───── Material

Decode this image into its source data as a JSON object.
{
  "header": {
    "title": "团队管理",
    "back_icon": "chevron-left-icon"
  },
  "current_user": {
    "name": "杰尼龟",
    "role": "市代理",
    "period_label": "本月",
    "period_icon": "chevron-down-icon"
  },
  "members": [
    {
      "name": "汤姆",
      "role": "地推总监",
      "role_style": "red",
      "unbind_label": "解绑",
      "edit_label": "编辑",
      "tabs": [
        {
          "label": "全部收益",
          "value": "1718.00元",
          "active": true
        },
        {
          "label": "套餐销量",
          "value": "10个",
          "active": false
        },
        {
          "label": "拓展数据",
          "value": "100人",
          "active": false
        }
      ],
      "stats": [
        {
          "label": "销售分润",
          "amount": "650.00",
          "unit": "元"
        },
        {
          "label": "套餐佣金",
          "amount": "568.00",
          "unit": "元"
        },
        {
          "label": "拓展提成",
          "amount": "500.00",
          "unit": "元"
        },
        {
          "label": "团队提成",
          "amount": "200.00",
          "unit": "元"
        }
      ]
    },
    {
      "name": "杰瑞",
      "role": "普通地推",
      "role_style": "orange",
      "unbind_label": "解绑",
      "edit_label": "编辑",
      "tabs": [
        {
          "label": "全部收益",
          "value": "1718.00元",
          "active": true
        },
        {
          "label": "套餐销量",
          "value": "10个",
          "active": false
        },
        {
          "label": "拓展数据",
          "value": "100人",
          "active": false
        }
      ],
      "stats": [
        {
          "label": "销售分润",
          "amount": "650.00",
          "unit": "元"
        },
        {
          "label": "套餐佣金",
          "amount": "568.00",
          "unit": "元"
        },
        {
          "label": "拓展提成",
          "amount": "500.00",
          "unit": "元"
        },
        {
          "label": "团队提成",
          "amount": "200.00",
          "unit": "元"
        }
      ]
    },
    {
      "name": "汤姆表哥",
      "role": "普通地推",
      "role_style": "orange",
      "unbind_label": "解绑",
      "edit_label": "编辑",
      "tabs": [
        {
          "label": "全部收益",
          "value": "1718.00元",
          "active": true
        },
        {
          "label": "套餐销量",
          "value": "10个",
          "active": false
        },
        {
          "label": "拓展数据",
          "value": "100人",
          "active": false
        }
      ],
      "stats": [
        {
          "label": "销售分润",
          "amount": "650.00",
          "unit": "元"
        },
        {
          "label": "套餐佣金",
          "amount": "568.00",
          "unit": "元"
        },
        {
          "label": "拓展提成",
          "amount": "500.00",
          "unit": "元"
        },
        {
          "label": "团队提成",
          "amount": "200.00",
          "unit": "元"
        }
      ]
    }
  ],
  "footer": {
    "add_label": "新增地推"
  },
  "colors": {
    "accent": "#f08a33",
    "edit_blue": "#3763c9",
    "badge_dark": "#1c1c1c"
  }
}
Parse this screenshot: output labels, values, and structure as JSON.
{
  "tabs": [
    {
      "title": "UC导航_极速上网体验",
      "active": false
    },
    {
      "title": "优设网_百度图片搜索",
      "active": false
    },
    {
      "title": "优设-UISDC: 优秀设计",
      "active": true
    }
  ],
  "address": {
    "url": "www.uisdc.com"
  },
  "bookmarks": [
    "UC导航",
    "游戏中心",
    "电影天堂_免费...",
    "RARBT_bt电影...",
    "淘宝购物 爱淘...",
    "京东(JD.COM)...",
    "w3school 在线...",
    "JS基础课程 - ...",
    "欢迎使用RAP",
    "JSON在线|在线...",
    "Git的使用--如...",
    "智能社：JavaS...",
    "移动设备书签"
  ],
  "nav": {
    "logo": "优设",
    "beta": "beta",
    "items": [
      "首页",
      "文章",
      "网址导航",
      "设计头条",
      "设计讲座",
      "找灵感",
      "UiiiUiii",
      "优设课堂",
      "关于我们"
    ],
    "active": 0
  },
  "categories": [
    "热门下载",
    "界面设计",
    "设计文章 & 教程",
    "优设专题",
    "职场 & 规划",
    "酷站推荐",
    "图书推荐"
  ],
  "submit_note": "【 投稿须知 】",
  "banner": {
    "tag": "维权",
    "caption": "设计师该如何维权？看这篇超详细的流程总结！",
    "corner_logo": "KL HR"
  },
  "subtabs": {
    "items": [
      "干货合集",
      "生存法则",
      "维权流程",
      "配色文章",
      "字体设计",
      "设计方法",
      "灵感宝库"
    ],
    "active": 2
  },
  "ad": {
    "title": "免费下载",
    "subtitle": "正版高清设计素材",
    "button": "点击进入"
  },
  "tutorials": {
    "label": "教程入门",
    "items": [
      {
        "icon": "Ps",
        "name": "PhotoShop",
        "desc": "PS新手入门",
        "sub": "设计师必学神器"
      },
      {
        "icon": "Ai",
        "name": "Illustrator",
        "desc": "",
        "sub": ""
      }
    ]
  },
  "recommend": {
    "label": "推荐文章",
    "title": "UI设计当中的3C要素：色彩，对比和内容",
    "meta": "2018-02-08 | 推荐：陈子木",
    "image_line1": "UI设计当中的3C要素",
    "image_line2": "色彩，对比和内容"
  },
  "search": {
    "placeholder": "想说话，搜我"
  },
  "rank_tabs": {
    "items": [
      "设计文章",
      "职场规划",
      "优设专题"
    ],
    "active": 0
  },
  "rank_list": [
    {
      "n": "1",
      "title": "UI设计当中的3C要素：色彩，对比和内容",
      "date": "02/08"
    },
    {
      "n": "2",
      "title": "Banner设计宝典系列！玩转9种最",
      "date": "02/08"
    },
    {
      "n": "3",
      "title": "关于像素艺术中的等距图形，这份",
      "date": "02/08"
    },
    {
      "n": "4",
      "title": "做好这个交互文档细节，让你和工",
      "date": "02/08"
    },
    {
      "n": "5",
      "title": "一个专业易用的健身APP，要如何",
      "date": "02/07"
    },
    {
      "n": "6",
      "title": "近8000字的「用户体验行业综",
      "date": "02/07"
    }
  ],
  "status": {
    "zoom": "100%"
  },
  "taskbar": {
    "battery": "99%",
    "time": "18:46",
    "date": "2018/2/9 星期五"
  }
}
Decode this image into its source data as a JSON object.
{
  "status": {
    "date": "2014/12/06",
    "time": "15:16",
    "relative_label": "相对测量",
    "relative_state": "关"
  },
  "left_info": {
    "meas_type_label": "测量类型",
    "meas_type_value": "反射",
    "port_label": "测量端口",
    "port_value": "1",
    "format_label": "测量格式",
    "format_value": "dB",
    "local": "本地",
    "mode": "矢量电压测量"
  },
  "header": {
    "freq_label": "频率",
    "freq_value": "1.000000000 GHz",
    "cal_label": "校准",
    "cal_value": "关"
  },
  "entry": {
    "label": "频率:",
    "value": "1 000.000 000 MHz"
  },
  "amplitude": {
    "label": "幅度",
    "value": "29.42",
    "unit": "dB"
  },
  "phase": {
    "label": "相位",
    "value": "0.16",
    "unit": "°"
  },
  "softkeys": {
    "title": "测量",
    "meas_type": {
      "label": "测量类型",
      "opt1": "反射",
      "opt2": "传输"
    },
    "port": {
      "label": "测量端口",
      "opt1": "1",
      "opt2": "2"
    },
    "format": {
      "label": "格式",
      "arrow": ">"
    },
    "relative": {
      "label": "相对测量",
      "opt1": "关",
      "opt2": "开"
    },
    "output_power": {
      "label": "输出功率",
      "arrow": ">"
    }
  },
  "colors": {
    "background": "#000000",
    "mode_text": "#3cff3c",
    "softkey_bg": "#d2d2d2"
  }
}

──────────

• **Direction**
Repeat all the entries exactly as given.

• **Final result**
Decode this image into its source data as a JSON object.
{
  "header": {
    "title": "团队管理",
    "back_icon": "chevron-left-icon"
  },
  "current_user": {
    "name": "杰尼龟",
    "role": "市代理",
    "period_label": "本月",
    "period_icon": "chevron-down-icon"
  },
  "members": [
    {
      "name": "汤姆",
      "role": "地推总监",
      "role_style": "red",
      "unbind_label": "解绑",
      "edit_label": "编辑",
      "tabs": [
        {
          "label": "全部收益",
          "value": "1718.00元",
          "active": true
        },
        {
          "label": "套餐销量",
          "value": "10个",
          "active": false
        },
        {
          "label": "拓展数据",
          "value": "100人",
          "active": false
        }
      ],
      "stats": [
        {
          "label": "销售分润",
          "amount": "650.00",
          "unit": "元"
        },
        {
          "label": "套餐佣金",
          "amount": "568.00",
          "unit": "元"
        },
        {
          "label": "拓展提成",
          "amount": "500.00",
          "unit": "元"
        },
        {
          "label": "团队提成",
          "amount": "200.00",
          "unit": "元"
        }
      ]
    },
    {
      "name": "杰瑞",
      "role": "普通地推",
      "role_style": "orange",
      "unbind_label": "解绑",
      "edit_label": "编辑",
      "tabs": [
        {
          "label": "全部收益",
          "value": "1718.00元",
          "active": true
        },
        {
          "label": "套餐销量",
          "value": "10个",
          "active": false
        },
        {
          "label": "拓展数据",
          "value": "100人",
          "active": false
        }
      ],
      "stats": [
        {
          "label": "销售分润",
          "amount": "650.00",
          "unit": "元"
        },
        {
          "label": "套餐佣金",
          "amount": "568.00",
          "unit": "元"
        },
        {
          "label": "拓展提成",
          "amount": "500.00",
          "unit": "元"
        },
        {
          "label": "团队提成",
          "amount": "200.00",
          "unit": "元"
        }
      ]
    },
    {
      "name": "汤姆表哥",
      "role": "普通地推",
      "role_style": "orange",
      "unbind_label": "解绑",
      "edit_label": "编辑",
      "tabs": [
        {
          "label": "全部收益",
          "value": "1718.00元",
          "active": true
        },
        {
          "label": "套餐销量",
          "value": "10个",
          "active": false
        },
        {
          "label": "拓展数据",
          "value": "100人",
          "active": false
        }
      ],
      "stats": [
        {
          "label": "销售分润",
          "amount": "650.00",
          "unit": "元"
        },
        {
          "label": "套餐佣金",
          "amount": "568.00",
          "unit": "元"
        },
        {
          "label": "拓展提成",
          "amount": "500.00",
          "unit": "元"
        },
        {
          "label": "团队提成",
          "amount": "200.00",
          "unit": "元"
        }
      ]
    }
  ],
  "footer": {
    "add_label": "新增地推"
  },
  "colors": {
    "accent": "#f08a33",
    "edit_blue": "#3763c9",
    "badge_dark": "#1c1c1c"
  }
}
Parse this screenshot: output labels, values, and structure as JSON.
{
  "tabs": [
    {
      "title": "UC导航_极速上网体验",
      "active": false
    },
    {
      "title": "优设网_百度图片搜索",
      "active": false
    },
    {
      "title": "优设-UISDC: 优秀设计",
      "active": true
    }
  ],
  "address": {
    "url": "www.uisdc.com"
  },
  "bookmarks": [
    "UC导航",
    "游戏中心",
    "电影天堂_免费...",
    "RARBT_bt电影...",
    "淘宝购物 爱淘...",
    "京东(JD.COM)...",
    "w3school 在线...",
    "JS基础课程 - ...",
    "欢迎使用RAP",
    "JSON在线|在线...",
    "Git的使用--如...",
    "智能社：JavaS...",
    "移动设备书签"
  ],
  "nav": {
    "logo": "优设",
    "beta": "beta",
    "items": [
      "首页",
      "文章",
      "网址导航",
      "设计头条",
      "设计讲座",
      "找灵感",
      "UiiiUiii",
      "优设课堂",
      "关于我们"
    ],
    "active": 0
  },
  "categories": [
    "热门下载",
    "界面设计",
    "设计文章 & 教程",
    "优设专题",
    "职场 & 规划",
    "酷站推荐",
    "图书推荐"
  ],
  "submit_note": "【 投稿须知 】",
  "banner": {
    "tag": "维权",
    "caption": "设计师该如何维权？看这篇超详细的流程总结！",
    "corner_logo": "KL HR"
  },
  "subtabs": {
    "items": [
      "干货合集",
      "生存法则",
      "维权流程",
      "配色文章",
      "字体设计",
      "设计方法",
      "灵感宝库"
    ],
    "active": 2
  },
  "ad": {
    "title": "免费下载",
    "subtitle": "正版高清设计素材",
    "button": "点击进入"
  },
  "tutorials": {
    "label": "教程入门",
    "items": [
      {
        "icon": "Ps",
        "name": "PhotoShop",
        "desc": "PS新手入门",
        "sub": "设计师必学神器"
      },
      {
        "icon": "Ai",
        "name": "Illustrator",
        "desc": "",
        "sub": ""
      }
    ]
  },
  "recommend": {
    "label": "推荐文章",
    "title": "UI设计当中的3C要素：色彩，对比和内容",
    "meta": "2018-02-08 | 推荐：陈子木",
    "image_line1": "UI设计当中的3C要素",
    "image_line2": "色彩，对比和内容"
  },
  "search": {
    "placeholder": "想说话，搜我"
  },
  "rank_tabs": {
    "items": [
      "设计文章",
      "职场规划",
      "优设专题"
    ],
    "active": 0
  },
  "rank_list": [
    {
      "n": "1",
      "title": "UI设计当中的3C要素：色彩，对比和内容",
      "date": "02/08"
    },
    {
      "n": "2",
      "title": "Banner设计宝典系列！玩转9种最",
      "date": "02/08"
    },
    {
      "n": "3",
      "title": "关于像素艺术中的等距图形，这份",
      "date": "02/08"
    },
    {
      "n": "4",
      "title": "做好这个交互文档细节，让你和工",
      "date": "02/08"
    },
    {
      "n": "5",
      "title": "一个专业易用的健身APP，要如何",
      "date": "02/07"
    },
    {
      "n": "6",
      "title": "近8000字的「用户体验行业综",
      "date": "02/07"
    }
  ],
  "status": {
    "zoom": "100%"
  },
  "taskbar": {
    "battery": "99%",
    "time": "18:46",
    "date": "2018/2/9 星期五"
  }
}
Decode this image into its source data as a JSON object.
{
  "status": {
    "date": "2014/12/06",
    "time": "15:16",
    "relative_label": "相对测量",
    "relative_state": "关"
  },
  "left_info": {
    "meas_type_label": "测量类型",
    "meas_type_value": "反射",
    "port_label": "测量端口",
    "port_value": "1",
    "format_label": "测量格式",
    "format_value": "dB",
    "local": "本地",
    "mode": "矢量电压测量"
  },
  "header": {
    "freq_label": "频率",
    "freq_value": "1.000000000 GHz",
    "cal_label": "校准",
    "cal_value": "关"
  },
  "entry": {
    "label": "频率:",
    "value": "1 000.000 000 MHz"
  },
  "amplitude": {
    "label": "幅度",
    "value": "29.42",
    "unit": "dB"
  },
  "phase": {
    "label": "相位",
    "value": "0.16",
    "unit": "°"
  },
  "softkeys": {
    "title": "测量",
    "meas_type": {
      "label": "测量类型",
      "opt1": "反射",
      "opt2": "传输"
    },
    "port": {
      "label": "测量端口",
      "opt1": "1",
      "opt2": "2"
    },
    "format": {
      "label": "格式",
      "arrow": ">"
    },
    "relative": {
      "label": "相对测量",
      "opt1": "关",
      "opt2": "开"
    },
    "output_power": {
      "label": "输出功率",
      "arrow": ">"
    }
  },
  "colors": {
    "background": "#000000",
    "mode_text": "#3cff3c",
    "softkey_bg": "#d2d2d2"
  }
}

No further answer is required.